**Aim**
Locate each line containing the string "makanan" and copy it out.

** Start Provided entries **

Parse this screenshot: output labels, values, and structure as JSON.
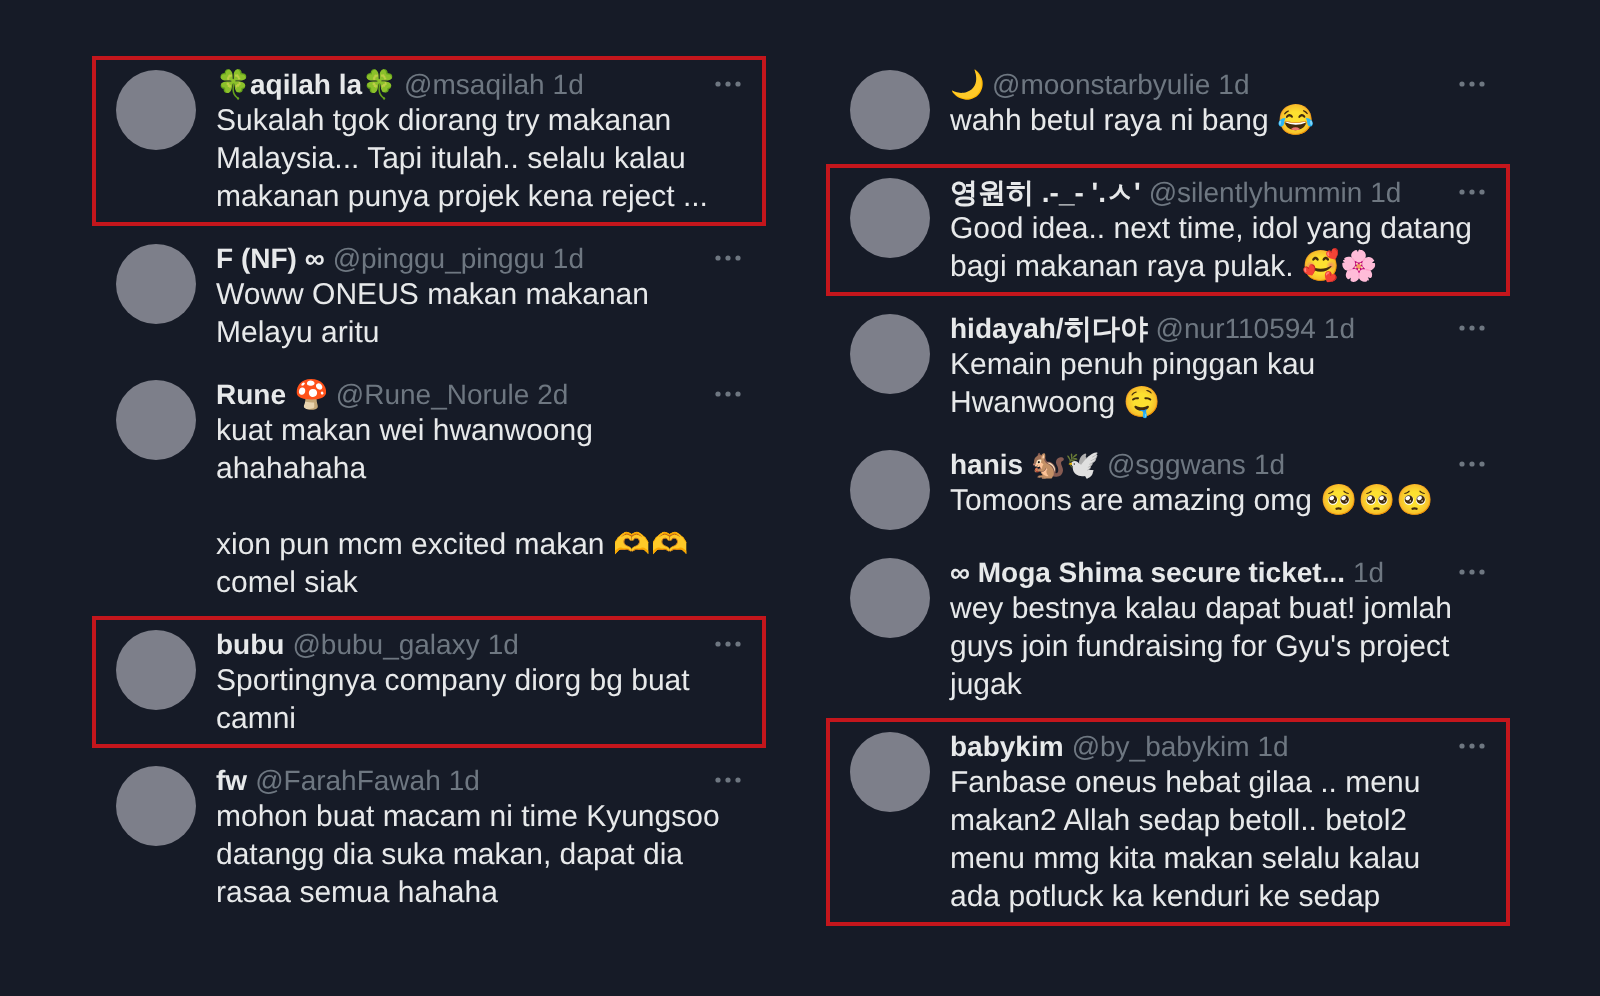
{
  "columns": [
    {
      "replies": [
        {
          "name": "🍀aqilah la🍀",
          "handle": "@msaqilah",
          "time": "1d",
          "text": "Sukalah tgok diorang try makanan Malaysia... Tapi itulah.. selalu kalau makanan punya projek kena reject ...",
          "highlighted": true
        },
        {
          "name": "F (NF) ∞",
          "handle": "@pinggu_pinggu",
          "time": "1d",
          "text": "Woww ONEUS makan makanan Melayu aritu",
          "highlighted": false
        },
        {
          "name": "Rune 🍄",
          "handle": "@Rune_Norule",
          "time": "2d",
          "text": "kuat makan wei hwanwoong ahahahaha\n\nxion pun mcm excited makan 🫶🫶 comel siak",
          "highlighted": false
        },
        {
          "name": "bubu",
          "handle": "@bubu_galaxy",
          "time": "1d",
          "text": "Sportingnya company diorg bg buat camni",
          "highlighted": true
        },
        {
          "name": "fw",
          "handle": "@FarahFawah",
          "time": "1d",
          "text": "mohon buat macam ni time Kyungsoo datangg dia suka makan, dapat dia rasaa semua hahaha",
          "highlighted": false
        }
      ]
    },
    {
      "replies": [
        {
          "name": "🌙",
          "handle": "@moonstarbyulie",
          "time": "1d",
          "text": "wahh betul raya ni bang 😂",
          "highlighted": false
        },
        {
          "name": "영원히 .-_- '.ㅅ'",
          "handle": "@silentlyhummin",
          "time": "1d",
          "text": "Good idea.. next time, idol yang datang bagi makanan raya pulak. 🥰🌸",
          "highlighted": true
        },
        {
          "name": "hidayah/히다야",
          "handle": "@nur110594",
          "time": "1d",
          "text": "Kemain penuh pinggan kau Hwanwoong 🤤",
          "highlighted": false
        },
        {
          "name": "hanis 🐿️🕊️",
          "handle": "@sggwans",
          "time": "1d",
          "text": "Tomoons are amazing omg 🥺🥺🥺",
          "highlighted": false
        },
        {
          "name": "∞ Moga Shima secure ticket...",
          "time": "1d",
          "text": "wey bestnya kalau dapat buat! jomlah guys join fundraising for Gyu's project jugak",
          "highlighted": false
        },
        {
          "name": "babykim",
          "handle": "@by_babykim",
          "time": "1d",
          "text": "Fanbase oneus hebat gilaa .. menu makan2 Allah sedap betoll.. betol2 menu mmg kita makan selalu kalau ada potluck ka kenduri ke sedap",
          "highlighted": true
        }
      ]
    }
  ]
}
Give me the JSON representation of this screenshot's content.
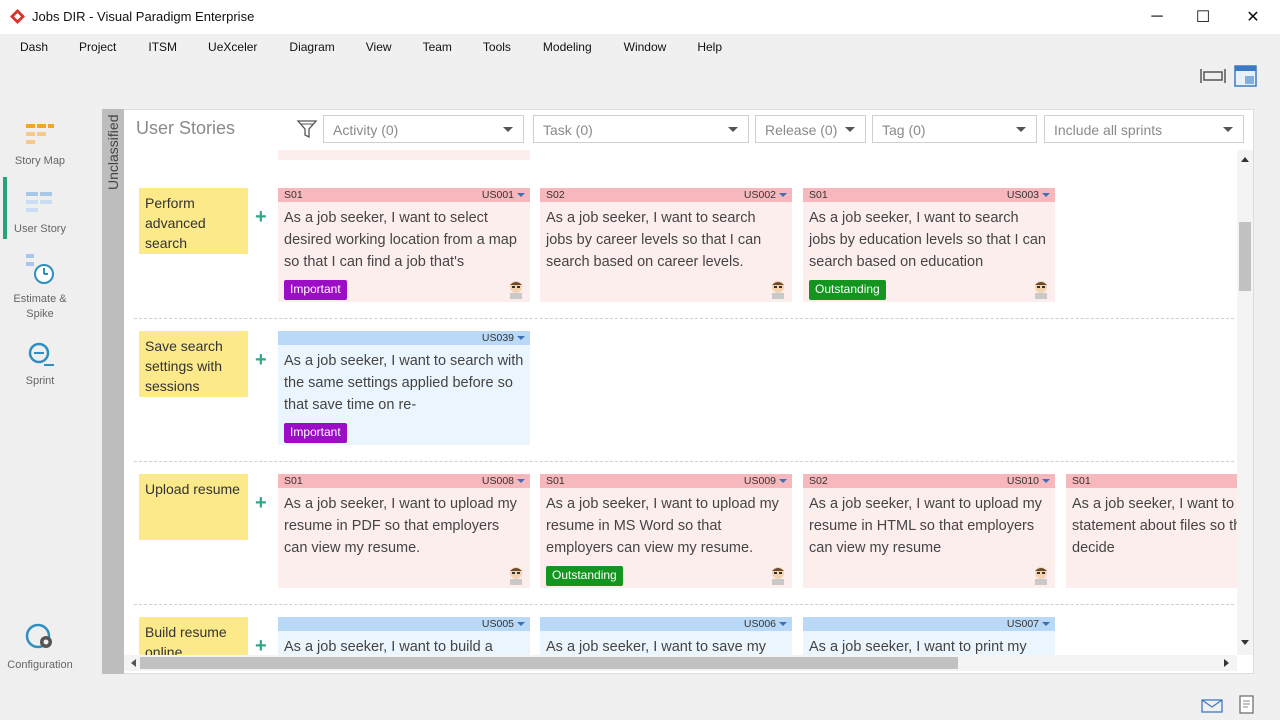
{
  "window": {
    "title": "Jobs DIR - Visual Paradigm Enterprise",
    "min": "─",
    "max": "☐",
    "close": "✕"
  },
  "menu": [
    "Dash",
    "Project",
    "ITSM",
    "UeXceler",
    "Diagram",
    "View",
    "Team",
    "Tools",
    "Modeling",
    "Window",
    "Help"
  ],
  "nav": {
    "story_map": "Story Map",
    "user_story": "User Story",
    "estimate": "Estimate &\nSpike",
    "sprint": "Sprint",
    "configuration": "Configuration"
  },
  "panel": {
    "side_label": "Unclassified",
    "title": "User Stories",
    "filters": {
      "activity": "Activity (0)",
      "task": "Task (0)",
      "release": "Release (0)",
      "tag": "Tag (0)",
      "sprints": "Include all sprints"
    }
  },
  "colors": {
    "accent": "#29a37f",
    "important": "#9b0ec6",
    "outstanding": "#13951f",
    "epic": "#fbe98a"
  },
  "rows": [
    {
      "epic": "Perform advanced search",
      "cards": [
        {
          "sprint": "S01",
          "id": "US001",
          "text": "As a job seeker, I want to select desired working location from a map so that I can find a job that's",
          "tag": "Important",
          "color": "pink"
        },
        {
          "sprint": "S02",
          "id": "US002",
          "text": "As a job seeker, I want to search jobs by career levels so that I can search based on career levels.",
          "tag": "",
          "color": "pink"
        },
        {
          "sprint": "S01",
          "id": "US003",
          "text": "As a job seeker, I want to search jobs by education levels so that I can search based on education",
          "tag": "Outstanding",
          "color": "pink"
        }
      ]
    },
    {
      "epic": "Save search settings with sessions",
      "cards": [
        {
          "sprint": "",
          "id": "US039",
          "text": "As a job seeker, I want to search with the same settings applied before so that save time on re-",
          "tag": "Important",
          "color": "blue"
        }
      ]
    },
    {
      "epic": "Upload resume",
      "cards": [
        {
          "sprint": "S01",
          "id": "US008",
          "text": "As a job seeker, I want to upload my resume in PDF so that employers can view my resume.",
          "tag": "",
          "color": "pink"
        },
        {
          "sprint": "S01",
          "id": "US009",
          "text": "As a job seeker, I want to upload my resume in MS Word so that employers can view my resume.",
          "tag": "Outstanding",
          "color": "pink"
        },
        {
          "sprint": "S02",
          "id": "US010",
          "text": "As a job seeker, I want to upload my resume in HTML so that employers can view my resume",
          "tag": "",
          "color": "pink"
        },
        {
          "sprint": "S01",
          "id": "",
          "text": "As a job seeker, I want to privacy statement about files so that I can decide",
          "tag": "",
          "color": "pink"
        }
      ]
    },
    {
      "epic": "Build resume online",
      "cards": [
        {
          "sprint": "",
          "id": "US005",
          "text": "As a job seeker, I want to build a",
          "tag": "",
          "color": "blue"
        },
        {
          "sprint": "",
          "id": "US006",
          "text": "As a job seeker, I want to save my",
          "tag": "",
          "color": "blue"
        },
        {
          "sprint": "",
          "id": "US007",
          "text": "As a job seeker, I want to print my",
          "tag": "",
          "color": "blue"
        }
      ]
    }
  ]
}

** End Provided entries **

**Task output**
          "text": "Sukalah tgok diorang try makanan Malaysia... Tapi itulah.. selalu kalau makanan punya projek kena reject ...",
          "text": "Woww ONEUS makan makanan Melayu aritu",
          "text": "Good idea.. next time, idol yang datang bagi makanan raya pulak. 🥰🌸",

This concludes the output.